--- START OF Supplied records ---

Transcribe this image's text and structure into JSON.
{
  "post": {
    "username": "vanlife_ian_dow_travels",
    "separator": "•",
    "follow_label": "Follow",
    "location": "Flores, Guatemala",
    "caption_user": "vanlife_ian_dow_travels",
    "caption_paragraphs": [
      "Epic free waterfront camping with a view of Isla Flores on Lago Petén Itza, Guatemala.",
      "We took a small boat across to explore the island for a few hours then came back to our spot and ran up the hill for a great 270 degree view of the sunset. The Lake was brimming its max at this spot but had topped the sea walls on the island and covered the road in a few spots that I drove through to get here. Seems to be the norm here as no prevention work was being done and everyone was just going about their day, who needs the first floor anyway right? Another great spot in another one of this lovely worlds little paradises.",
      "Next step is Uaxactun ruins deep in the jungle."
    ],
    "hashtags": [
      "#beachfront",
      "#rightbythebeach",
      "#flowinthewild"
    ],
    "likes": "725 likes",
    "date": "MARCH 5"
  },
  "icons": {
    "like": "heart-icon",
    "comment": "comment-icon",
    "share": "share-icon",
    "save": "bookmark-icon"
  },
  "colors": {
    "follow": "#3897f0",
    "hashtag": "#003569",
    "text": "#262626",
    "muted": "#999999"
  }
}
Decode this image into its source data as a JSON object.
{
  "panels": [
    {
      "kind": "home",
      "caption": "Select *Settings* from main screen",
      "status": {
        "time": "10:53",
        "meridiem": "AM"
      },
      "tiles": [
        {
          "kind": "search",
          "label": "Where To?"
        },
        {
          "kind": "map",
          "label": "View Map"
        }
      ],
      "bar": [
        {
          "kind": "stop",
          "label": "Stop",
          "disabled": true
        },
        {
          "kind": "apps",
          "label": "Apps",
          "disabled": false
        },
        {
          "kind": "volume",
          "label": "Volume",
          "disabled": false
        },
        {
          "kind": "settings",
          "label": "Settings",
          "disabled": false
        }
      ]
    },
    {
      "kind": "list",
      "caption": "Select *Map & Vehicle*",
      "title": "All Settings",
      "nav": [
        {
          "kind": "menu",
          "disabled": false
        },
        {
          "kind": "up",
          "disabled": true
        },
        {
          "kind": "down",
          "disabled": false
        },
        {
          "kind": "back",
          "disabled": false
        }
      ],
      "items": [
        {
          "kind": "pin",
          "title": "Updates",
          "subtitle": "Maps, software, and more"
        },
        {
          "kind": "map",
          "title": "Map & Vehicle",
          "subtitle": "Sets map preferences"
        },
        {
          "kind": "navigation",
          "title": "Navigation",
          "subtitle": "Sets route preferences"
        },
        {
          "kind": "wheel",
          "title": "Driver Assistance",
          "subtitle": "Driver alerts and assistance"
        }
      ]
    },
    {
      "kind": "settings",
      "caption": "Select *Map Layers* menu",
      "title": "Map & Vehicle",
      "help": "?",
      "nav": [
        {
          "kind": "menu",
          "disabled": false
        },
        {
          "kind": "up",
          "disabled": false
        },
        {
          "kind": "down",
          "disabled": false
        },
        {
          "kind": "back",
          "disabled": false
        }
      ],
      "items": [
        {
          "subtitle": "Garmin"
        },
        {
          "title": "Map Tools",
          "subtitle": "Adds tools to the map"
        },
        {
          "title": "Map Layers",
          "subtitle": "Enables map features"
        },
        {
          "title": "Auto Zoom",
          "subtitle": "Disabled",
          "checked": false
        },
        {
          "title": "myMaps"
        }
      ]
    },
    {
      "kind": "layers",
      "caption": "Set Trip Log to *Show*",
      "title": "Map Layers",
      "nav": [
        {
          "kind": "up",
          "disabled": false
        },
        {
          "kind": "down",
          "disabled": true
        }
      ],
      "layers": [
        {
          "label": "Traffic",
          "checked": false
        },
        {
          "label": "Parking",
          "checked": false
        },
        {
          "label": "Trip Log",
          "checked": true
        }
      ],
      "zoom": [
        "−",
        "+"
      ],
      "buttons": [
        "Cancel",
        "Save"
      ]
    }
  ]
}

--- END OF Supplied records ---

= Task to carry out =
Which lines contain "Flores"? Copy each of them out.

= Solution for this task =
    "location": "Flores, Guatemala",
      "Epic free waterfront camping with a view of Isla Flores on Lago Petén Itza, Guatemala.",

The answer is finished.